┏━━
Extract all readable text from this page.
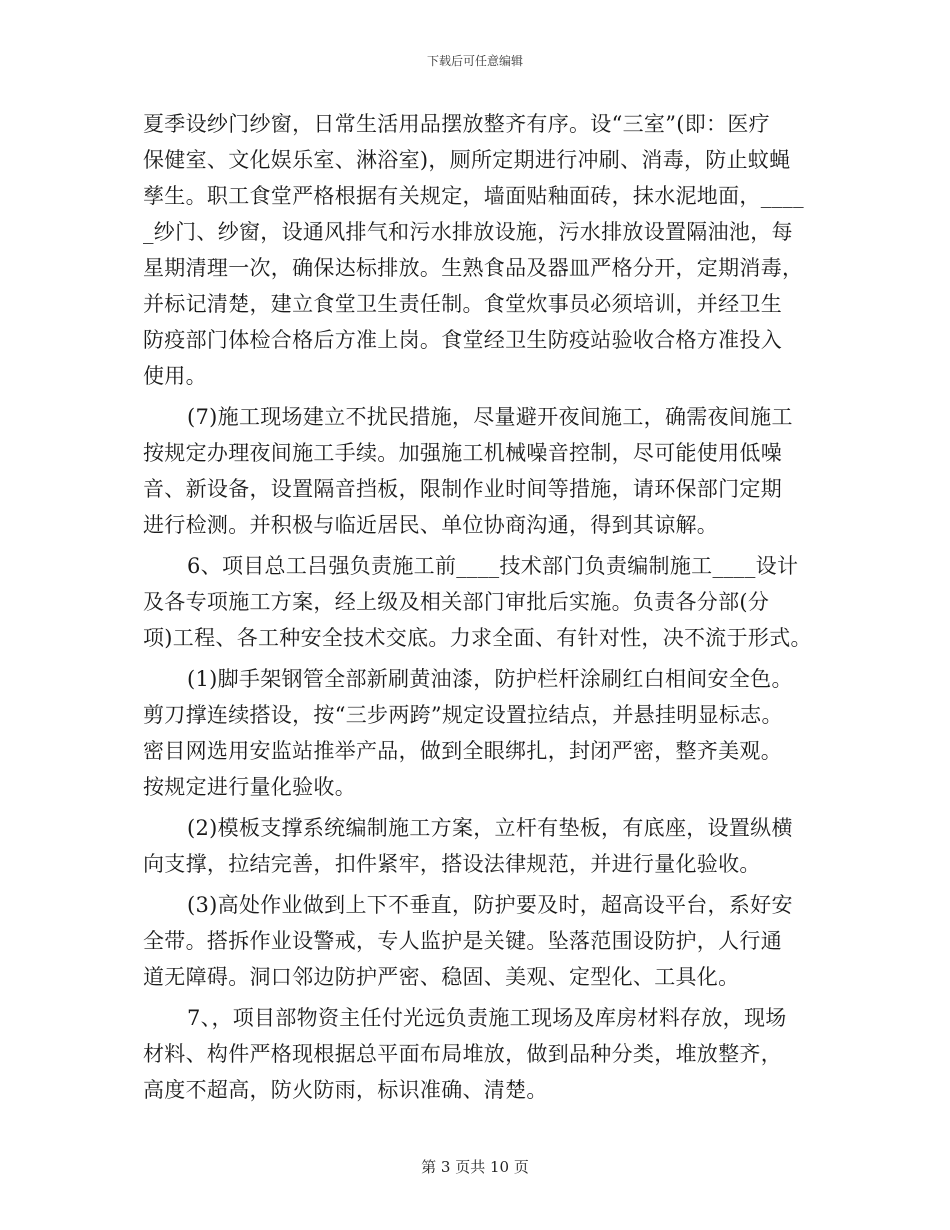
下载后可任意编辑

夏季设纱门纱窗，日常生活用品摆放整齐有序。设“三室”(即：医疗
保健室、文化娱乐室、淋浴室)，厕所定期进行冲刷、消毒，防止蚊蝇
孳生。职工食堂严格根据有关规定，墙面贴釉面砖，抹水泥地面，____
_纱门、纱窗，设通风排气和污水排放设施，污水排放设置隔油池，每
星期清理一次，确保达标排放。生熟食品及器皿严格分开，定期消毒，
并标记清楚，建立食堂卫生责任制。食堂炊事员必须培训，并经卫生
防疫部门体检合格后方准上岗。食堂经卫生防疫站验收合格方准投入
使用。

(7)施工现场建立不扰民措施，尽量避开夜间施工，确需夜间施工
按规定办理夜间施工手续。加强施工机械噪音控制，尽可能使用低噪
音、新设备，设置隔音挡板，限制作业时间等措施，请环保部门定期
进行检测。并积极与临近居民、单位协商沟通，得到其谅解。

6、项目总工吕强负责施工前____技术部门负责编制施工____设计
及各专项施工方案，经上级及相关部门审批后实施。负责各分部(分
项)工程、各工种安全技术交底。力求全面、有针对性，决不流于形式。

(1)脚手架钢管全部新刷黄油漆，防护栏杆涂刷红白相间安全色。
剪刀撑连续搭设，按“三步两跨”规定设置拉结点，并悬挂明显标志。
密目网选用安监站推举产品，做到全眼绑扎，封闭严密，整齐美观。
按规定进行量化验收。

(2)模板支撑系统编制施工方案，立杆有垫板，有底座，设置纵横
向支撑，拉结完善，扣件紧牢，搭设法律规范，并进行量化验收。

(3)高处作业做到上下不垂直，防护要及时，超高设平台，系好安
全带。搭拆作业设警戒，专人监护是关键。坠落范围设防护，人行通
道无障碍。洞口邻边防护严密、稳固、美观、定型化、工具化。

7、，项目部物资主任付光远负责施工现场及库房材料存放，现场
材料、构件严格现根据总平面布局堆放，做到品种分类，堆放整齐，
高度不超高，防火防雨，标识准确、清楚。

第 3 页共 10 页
┗━━
┏━━
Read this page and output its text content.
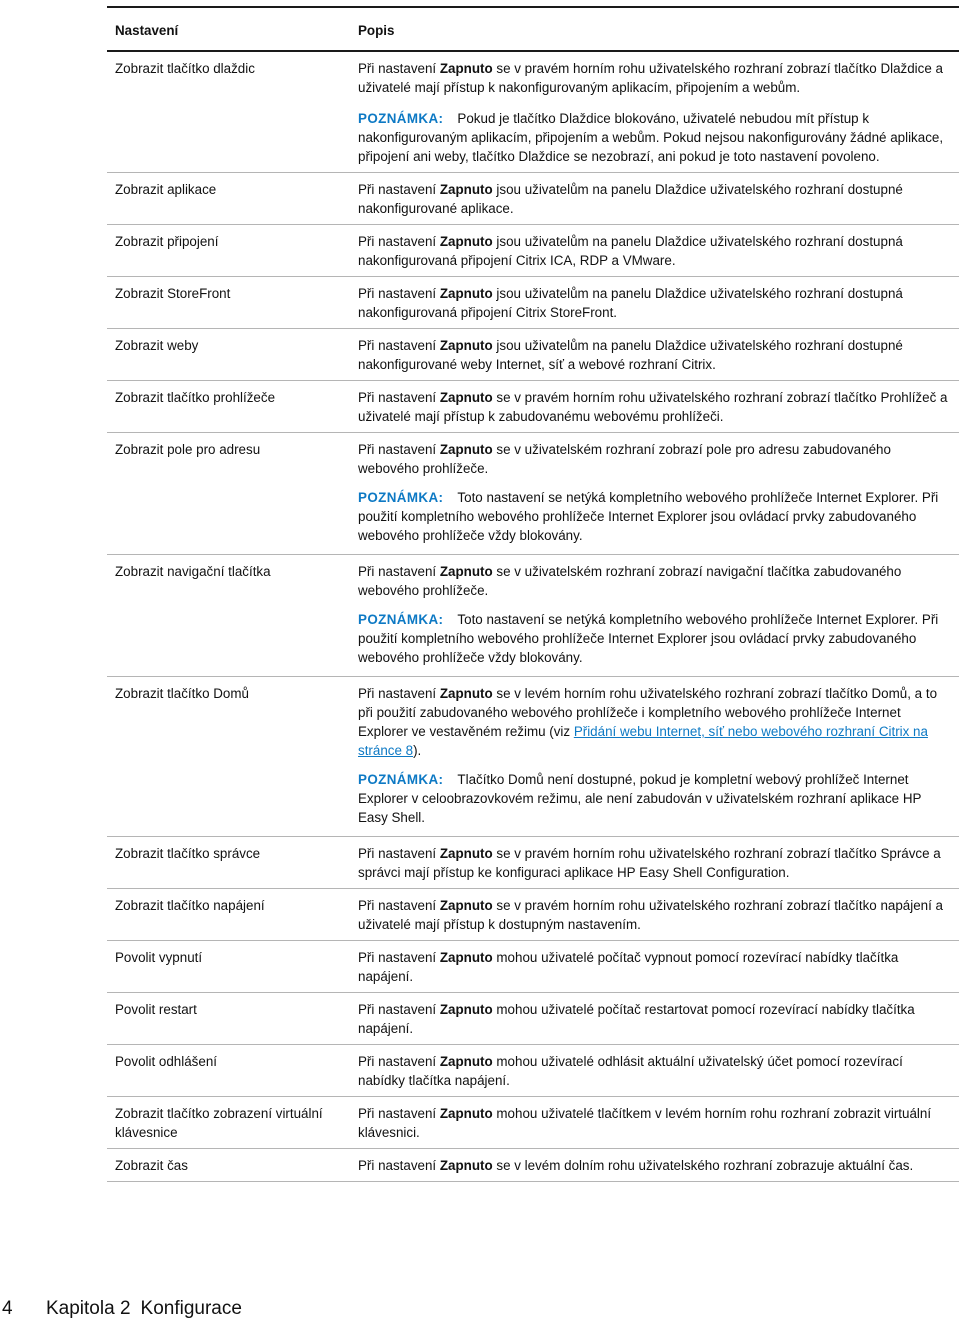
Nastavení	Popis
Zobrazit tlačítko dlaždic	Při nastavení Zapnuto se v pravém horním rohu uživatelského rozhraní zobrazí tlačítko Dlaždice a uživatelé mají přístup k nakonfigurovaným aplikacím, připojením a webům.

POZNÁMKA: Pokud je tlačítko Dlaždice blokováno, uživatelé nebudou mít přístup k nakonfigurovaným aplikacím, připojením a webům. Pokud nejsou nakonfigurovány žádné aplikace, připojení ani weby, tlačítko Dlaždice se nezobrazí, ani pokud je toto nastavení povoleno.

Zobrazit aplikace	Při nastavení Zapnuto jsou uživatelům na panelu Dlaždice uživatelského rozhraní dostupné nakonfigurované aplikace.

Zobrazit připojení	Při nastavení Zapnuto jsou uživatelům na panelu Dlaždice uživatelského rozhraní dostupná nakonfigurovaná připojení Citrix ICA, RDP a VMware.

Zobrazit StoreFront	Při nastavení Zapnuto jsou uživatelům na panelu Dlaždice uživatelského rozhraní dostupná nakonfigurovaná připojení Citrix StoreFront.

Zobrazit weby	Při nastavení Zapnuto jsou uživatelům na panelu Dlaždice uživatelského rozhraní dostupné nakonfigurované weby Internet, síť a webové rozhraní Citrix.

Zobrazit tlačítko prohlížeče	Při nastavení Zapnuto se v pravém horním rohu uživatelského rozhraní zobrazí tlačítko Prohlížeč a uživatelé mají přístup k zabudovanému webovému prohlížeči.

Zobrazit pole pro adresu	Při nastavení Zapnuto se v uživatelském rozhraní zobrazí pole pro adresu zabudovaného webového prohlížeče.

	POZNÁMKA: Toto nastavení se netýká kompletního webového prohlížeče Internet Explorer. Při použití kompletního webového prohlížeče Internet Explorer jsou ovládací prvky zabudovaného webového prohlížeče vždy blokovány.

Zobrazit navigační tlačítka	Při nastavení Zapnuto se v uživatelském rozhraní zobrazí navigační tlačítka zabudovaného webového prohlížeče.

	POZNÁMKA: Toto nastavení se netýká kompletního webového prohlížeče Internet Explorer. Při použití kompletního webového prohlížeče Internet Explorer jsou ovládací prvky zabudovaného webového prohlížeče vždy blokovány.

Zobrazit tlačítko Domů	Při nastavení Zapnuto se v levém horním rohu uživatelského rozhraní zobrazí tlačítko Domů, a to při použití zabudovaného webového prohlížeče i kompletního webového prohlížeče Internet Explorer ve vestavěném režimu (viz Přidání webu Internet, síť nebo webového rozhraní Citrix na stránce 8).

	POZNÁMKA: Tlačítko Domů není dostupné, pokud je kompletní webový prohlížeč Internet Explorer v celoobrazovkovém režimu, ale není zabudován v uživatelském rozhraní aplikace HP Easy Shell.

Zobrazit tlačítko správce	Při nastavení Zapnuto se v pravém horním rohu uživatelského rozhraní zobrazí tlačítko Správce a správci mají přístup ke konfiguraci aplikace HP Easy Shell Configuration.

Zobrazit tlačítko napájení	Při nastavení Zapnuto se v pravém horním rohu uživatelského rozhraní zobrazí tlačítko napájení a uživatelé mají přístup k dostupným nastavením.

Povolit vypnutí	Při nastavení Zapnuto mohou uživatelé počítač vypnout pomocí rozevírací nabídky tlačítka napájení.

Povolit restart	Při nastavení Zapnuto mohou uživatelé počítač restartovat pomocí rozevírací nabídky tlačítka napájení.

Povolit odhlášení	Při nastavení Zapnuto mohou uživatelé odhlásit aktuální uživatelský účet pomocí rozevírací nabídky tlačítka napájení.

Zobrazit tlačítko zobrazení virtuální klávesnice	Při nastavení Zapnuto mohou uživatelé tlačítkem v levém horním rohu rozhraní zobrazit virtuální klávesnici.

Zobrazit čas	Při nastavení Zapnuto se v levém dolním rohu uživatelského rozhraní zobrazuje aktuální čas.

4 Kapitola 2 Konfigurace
┗━━
=== Objective ===
Extract every line from the records above that contains the word "pravém".

=== The solution ===
Zobrazit tlačítko dlaždic	Při nastavení Zapnuto se v pravém horním rohu uživatelského rozhraní zobrazí tlačítko Dlaždice a uživatelé mají přístup k nakonfigurovaným aplikacím, připojením a webům.
Zobrazit tlačítko prohlížeče	Při nastavení Zapnuto se v pravém horním rohu uživatelského rozhraní zobrazí tlačítko Prohlížeč a uživatelé mají přístup k zabudovanému webovému prohlížeči.
Zobrazit tlačítko správce	Při nastavení Zapnuto se v pravém horním rohu uživatelského rozhraní zobrazí tlačítko Správce a správci mají přístup ke konfiguraci aplikace HP Easy Shell Configuration.
Zobrazit tlačítko napájení	Při nastavení Zapnuto se v pravém horním rohu uživatelského rozhraní zobrazí tlačítko napájení a uživatelé mají přístup k dostupným nastavením.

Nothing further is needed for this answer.